Skip the pictures. Copy all the rest of the records down exactly.

Data for this exercise
= = = =

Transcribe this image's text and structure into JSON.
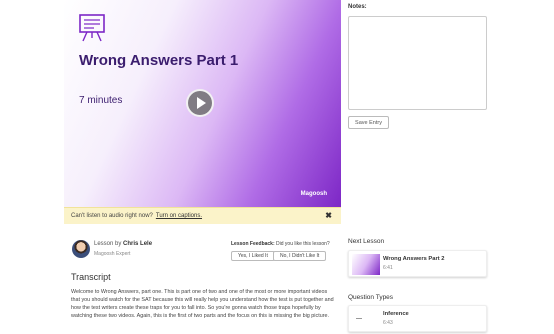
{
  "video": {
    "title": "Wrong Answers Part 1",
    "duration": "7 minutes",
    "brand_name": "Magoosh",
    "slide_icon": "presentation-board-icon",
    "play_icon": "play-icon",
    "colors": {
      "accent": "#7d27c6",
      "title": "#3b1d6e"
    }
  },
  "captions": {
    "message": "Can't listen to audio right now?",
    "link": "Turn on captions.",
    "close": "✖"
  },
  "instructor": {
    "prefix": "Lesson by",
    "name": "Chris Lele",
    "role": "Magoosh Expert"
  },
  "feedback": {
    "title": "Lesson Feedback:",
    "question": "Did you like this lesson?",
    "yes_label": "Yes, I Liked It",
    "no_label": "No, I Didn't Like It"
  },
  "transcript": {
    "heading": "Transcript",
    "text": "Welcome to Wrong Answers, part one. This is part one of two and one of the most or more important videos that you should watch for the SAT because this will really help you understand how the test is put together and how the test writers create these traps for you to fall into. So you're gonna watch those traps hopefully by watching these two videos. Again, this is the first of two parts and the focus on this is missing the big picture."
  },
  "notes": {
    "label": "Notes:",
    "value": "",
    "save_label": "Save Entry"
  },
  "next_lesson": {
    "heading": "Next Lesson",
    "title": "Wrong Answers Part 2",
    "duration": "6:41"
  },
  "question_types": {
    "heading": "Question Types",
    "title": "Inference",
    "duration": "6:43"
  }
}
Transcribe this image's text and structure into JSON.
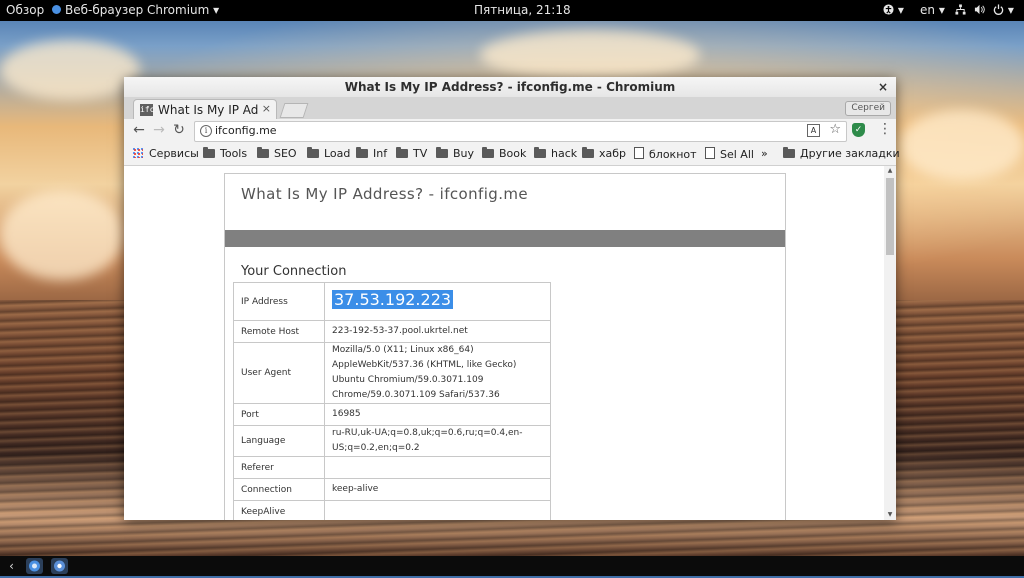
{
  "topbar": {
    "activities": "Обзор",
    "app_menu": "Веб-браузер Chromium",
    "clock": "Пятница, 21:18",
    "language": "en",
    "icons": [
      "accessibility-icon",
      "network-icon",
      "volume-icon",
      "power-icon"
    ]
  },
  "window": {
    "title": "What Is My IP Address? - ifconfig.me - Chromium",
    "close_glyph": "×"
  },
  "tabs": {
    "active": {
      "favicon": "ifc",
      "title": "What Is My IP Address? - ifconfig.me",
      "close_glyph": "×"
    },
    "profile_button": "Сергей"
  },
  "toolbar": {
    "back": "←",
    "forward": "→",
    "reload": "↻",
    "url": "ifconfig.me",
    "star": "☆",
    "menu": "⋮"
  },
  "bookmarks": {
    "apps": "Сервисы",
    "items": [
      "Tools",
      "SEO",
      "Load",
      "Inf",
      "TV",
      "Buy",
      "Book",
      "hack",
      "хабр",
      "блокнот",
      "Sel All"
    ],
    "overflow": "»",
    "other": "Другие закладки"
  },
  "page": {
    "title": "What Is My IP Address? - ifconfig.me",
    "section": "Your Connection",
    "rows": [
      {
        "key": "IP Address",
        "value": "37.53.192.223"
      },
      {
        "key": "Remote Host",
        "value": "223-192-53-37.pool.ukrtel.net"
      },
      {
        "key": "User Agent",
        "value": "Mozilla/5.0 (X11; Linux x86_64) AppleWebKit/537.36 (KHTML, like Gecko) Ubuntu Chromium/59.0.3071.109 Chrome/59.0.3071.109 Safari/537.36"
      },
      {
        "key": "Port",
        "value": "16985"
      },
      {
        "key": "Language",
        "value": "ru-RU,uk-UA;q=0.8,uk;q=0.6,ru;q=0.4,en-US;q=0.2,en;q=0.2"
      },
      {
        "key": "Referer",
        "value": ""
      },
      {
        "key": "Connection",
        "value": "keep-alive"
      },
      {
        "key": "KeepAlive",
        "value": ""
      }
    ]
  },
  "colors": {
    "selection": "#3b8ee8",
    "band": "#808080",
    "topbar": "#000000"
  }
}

= = = =

Expected answer
Transcribe this image's text and structure into JSON.
{
  "video": {
    "title": "Wrong Answers Part 1",
    "duration": "7 minutes",
    "brand_name": "Magoosh",
    "slide_icon": "presentation-board-icon",
    "play_icon": "play-icon",
    "colors": {
      "accent": "#7d27c6",
      "title": "#3b1d6e"
    }
  },
  "captions": {
    "message": "Can't listen to audio right now?",
    "link": "Turn on captions.",
    "close": "✖"
  },
  "instructor": {
    "prefix": "Lesson by",
    "name": "Chris Lele",
    "role": "Magoosh Expert"
  },
  "feedback": {
    "title": "Lesson Feedback:",
    "question": "Did you like this lesson?",
    "yes_label": "Yes, I Liked It",
    "no_label": "No, I Didn't Like It"
  },
  "transcript": {
    "heading": "Transcript",
    "text": "Welcome to Wrong Answers, part one. This is part one of two and one of the most or more important videos that you should watch for the SAT because this will really help you understand how the test is put together and how the test writers create these traps for you to fall into. So you're gonna watch those traps hopefully by watching these two videos. Again, this is the first of two parts and the focus on this is missing the big picture."
  },
  "notes": {
    "label": "Notes:",
    "value": "",
    "save_label": "Save Entry"
  },
  "next_lesson": {
    "heading": "Next Lesson",
    "title": "Wrong Answers Part 2",
    "duration": "6:41"
  },
  "question_types": {
    "heading": "Question Types",
    "title": "Inference",
    "duration": "6:43"
  }
}
Transcribe this image's text and structure into JSON.
{
  "topbar": {
    "activities": "Обзор",
    "app_menu": "Веб-браузер Chromium",
    "clock": "Пятница, 21:18",
    "language": "en",
    "icons": [
      "accessibility-icon",
      "network-icon",
      "volume-icon",
      "power-icon"
    ]
  },
  "window": {
    "title": "What Is My IP Address? - ifconfig.me - Chromium",
    "close_glyph": "×"
  },
  "tabs": {
    "active": {
      "favicon": "ifc",
      "title": "What Is My IP Address? - ifconfig.me",
      "close_glyph": "×"
    },
    "profile_button": "Сергей"
  },
  "toolbar": {
    "back": "←",
    "forward": "→",
    "reload": "↻",
    "url": "ifconfig.me",
    "star": "☆",
    "menu": "⋮"
  },
  "bookmarks": {
    "apps": "Сервисы",
    "items": [
      "Tools",
      "SEO",
      "Load",
      "Inf",
      "TV",
      "Buy",
      "Book",
      "hack",
      "хабр",
      "блокнот",
      "Sel All"
    ],
    "overflow": "»",
    "other": "Другие закладки"
  },
  "page": {
    "title": "What Is My IP Address? - ifconfig.me",
    "section": "Your Connection",
    "rows": [
      {
        "key": "IP Address",
        "value": "37.53.192.223"
      },
      {
        "key": "Remote Host",
        "value": "223-192-53-37.pool.ukrtel.net"
      },
      {
        "key": "User Agent",
        "value": "Mozilla/5.0 (X11; Linux x86_64) AppleWebKit/537.36 (KHTML, like Gecko) Ubuntu Chromium/59.0.3071.109 Chrome/59.0.3071.109 Safari/537.36"
      },
      {
        "key": "Port",
        "value": "16985"
      },
      {
        "key": "Language",
        "value": "ru-RU,uk-UA;q=0.8,uk;q=0.6,ru;q=0.4,en-US;q=0.2,en;q=0.2"
      },
      {
        "key": "Referer",
        "value": ""
      },
      {
        "key": "Connection",
        "value": "keep-alive"
      },
      {
        "key": "KeepAlive",
        "value": ""
      }
    ]
  },
  "colors": {
    "selection": "#3b8ee8",
    "band": "#808080",
    "topbar": "#000000"
  }
}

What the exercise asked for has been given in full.